Repeat the rows word for word, starting at the line containing "Segment this screenshot: for" and ending at the line containing "data-count-bars (363, 190, 453, 280)", both included. Leave the pictures out.

> GIVEN INFORMATION
++++++++
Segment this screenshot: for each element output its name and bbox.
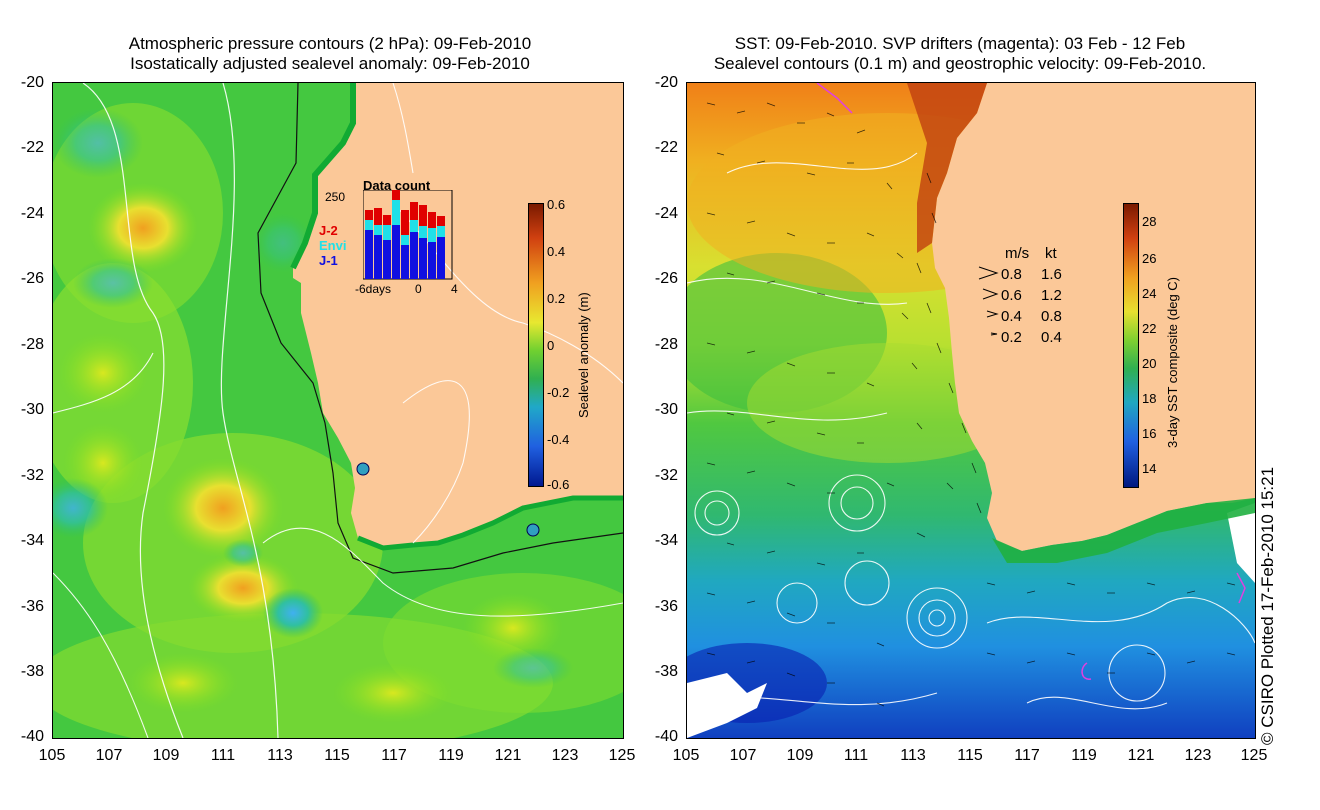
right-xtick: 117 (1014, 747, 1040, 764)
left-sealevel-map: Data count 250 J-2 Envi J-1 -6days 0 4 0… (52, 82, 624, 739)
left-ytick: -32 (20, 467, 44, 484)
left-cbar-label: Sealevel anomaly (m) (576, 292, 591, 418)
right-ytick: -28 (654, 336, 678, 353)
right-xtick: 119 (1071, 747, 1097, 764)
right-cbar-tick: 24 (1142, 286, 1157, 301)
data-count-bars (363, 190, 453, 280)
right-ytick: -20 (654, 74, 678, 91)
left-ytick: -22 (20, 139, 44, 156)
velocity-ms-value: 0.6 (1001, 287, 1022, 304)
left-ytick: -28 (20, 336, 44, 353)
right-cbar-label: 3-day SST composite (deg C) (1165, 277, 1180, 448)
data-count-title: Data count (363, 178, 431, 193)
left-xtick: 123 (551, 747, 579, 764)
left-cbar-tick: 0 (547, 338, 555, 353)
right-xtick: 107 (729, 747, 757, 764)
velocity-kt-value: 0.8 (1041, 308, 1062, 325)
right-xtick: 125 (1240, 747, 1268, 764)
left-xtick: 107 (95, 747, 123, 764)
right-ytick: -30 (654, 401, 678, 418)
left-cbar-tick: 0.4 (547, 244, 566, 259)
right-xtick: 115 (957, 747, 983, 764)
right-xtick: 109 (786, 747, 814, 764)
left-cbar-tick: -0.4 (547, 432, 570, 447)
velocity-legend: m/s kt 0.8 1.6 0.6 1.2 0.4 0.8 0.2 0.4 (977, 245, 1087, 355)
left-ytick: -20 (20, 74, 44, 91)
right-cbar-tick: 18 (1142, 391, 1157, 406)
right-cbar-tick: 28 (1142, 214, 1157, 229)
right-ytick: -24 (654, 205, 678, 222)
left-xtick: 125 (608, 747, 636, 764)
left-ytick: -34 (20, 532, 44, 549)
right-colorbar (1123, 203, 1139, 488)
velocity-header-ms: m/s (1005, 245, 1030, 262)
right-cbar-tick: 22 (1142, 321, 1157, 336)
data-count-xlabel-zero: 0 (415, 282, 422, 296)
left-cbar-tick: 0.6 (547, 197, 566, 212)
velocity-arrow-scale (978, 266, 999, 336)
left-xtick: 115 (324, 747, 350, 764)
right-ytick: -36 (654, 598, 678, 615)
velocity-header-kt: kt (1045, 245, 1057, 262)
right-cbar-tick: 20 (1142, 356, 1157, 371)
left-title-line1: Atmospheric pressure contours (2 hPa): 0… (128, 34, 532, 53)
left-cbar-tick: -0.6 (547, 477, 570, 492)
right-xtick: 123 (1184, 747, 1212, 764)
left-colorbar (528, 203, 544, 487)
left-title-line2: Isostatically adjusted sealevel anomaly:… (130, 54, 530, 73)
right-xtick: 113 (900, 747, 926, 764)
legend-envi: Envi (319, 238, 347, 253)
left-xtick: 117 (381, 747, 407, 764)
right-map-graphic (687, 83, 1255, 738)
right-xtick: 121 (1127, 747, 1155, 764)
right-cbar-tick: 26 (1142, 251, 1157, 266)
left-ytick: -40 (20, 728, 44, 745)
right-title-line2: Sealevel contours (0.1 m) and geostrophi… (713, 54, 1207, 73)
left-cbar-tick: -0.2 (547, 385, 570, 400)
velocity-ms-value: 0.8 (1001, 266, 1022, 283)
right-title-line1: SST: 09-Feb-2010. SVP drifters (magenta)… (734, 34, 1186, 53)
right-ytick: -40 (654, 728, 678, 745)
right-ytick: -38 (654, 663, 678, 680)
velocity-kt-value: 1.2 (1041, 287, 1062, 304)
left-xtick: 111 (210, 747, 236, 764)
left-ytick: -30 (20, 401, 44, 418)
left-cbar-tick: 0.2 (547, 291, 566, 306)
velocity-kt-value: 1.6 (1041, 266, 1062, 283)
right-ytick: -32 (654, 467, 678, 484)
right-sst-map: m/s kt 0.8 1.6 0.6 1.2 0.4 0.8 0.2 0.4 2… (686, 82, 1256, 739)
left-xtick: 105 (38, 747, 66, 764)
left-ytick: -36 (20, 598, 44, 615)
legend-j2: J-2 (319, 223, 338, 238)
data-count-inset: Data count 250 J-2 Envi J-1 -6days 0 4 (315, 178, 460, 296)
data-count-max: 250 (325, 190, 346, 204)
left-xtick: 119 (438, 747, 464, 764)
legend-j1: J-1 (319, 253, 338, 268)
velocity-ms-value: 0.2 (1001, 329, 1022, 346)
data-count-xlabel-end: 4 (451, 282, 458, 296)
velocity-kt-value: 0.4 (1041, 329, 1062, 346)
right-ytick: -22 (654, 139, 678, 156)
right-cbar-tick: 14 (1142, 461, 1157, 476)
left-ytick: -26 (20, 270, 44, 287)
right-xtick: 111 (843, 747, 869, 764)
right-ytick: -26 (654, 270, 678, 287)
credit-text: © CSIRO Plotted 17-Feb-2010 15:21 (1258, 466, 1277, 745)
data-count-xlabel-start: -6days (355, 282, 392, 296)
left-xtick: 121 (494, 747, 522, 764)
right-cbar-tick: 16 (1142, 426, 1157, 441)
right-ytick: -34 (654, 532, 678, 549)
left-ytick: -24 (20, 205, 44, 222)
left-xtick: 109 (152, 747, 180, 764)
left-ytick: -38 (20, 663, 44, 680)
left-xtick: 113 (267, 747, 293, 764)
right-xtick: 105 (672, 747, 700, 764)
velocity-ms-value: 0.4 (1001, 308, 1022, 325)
++++++++
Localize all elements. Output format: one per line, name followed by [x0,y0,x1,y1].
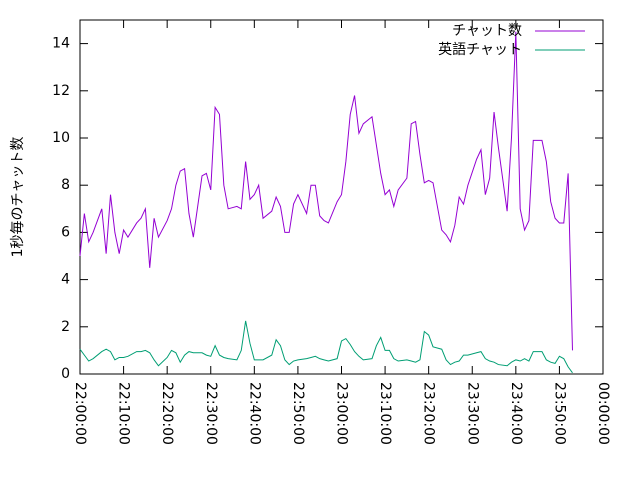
++++++++
> RESPONSE BELOW
Segment this screenshot: for each element output its name and bbox.
right-xtick: 117 (1014, 747, 1040, 764)
left-sealevel-map: Data count 250 J-2 Envi J-1 -6days 0 4 0… (52, 82, 624, 739)
left-ytick: -32 (20, 467, 44, 484)
left-cbar-label: Sealevel anomaly (m) (576, 292, 591, 418)
right-ytick: -28 (654, 336, 678, 353)
right-xtick: 119 (1071, 747, 1097, 764)
right-cbar-tick: 24 (1142, 286, 1157, 301)
data-count-bars (363, 190, 453, 280)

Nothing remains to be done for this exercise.